Begin Record list

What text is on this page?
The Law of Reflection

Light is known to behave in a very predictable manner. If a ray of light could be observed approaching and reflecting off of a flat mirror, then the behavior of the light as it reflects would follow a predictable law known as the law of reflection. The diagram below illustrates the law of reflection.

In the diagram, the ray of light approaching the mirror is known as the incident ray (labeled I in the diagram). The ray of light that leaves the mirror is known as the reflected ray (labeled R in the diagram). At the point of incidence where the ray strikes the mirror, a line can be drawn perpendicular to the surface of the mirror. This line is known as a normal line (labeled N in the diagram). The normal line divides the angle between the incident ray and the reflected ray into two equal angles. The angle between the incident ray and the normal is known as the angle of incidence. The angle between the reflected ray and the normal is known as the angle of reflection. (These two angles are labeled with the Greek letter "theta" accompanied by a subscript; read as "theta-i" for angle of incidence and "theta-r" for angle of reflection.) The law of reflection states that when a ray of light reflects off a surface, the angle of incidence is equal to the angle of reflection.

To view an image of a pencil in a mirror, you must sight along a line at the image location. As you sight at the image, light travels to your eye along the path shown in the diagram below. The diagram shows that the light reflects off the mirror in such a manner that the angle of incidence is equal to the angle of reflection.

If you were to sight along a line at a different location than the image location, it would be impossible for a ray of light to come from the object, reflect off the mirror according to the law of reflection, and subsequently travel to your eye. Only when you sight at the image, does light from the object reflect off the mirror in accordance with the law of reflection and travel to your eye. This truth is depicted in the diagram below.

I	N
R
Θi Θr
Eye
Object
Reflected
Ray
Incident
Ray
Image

End Record list

• Task to carry out
All of the entries should be written out again exactly.

• Solution to this problem
What text is on this page?
The Law of Reflection

Light is known to behave in a very predictable manner. If a ray of light could be observed approaching and reflecting off of a flat mirror, then the behavior of the light as it reflects would follow a predictable law known as the law of reflection. The diagram below illustrates the law of reflection.

In the diagram, the ray of light approaching the mirror is known as the incident ray (labeled I in the diagram). The ray of light that leaves the mirror is known as the reflected ray (labeled R in the diagram). At the point of incidence where the ray strikes the mirror, a line can be drawn perpendicular to the surface of the mirror. This line is known as a normal line (labeled N in the diagram). The normal line divides the angle between the incident ray and the reflected ray into two equal angles. The angle between the incident ray and the normal is known as the angle of incidence. The angle between the reflected ray and the normal is known as the angle of reflection. (These two angles are labeled with the Greek letter "theta" accompanied by a subscript; read as "theta-i" for angle of incidence and "theta-r" for angle of reflection.) The law of reflection states that when a ray of light reflects off a surface, the angle of incidence is equal to the angle of reflection.

To view an image of a pencil in a mirror, you must sight along a line at the image location. As you sight at the image, light travels to your eye along the path shown in the diagram below. The diagram shows that the light reflects off the mirror in such a manner that the angle of incidence is equal to the angle of reflection.

If you were to sight along a line at a different location than the image location, it would be impossible for a ray of light to come from the object, reflect off the mirror according to the law of reflection, and subsequently travel to your eye. Only when you sight at the image, does light from the object reflect off the mirror in accordance with the law of reflection and travel to your eye. This truth is depicted in the diagram below.

I	N
R
Θi Θr
Eye
Object
Reflected
Ray
Incident
Ray
Image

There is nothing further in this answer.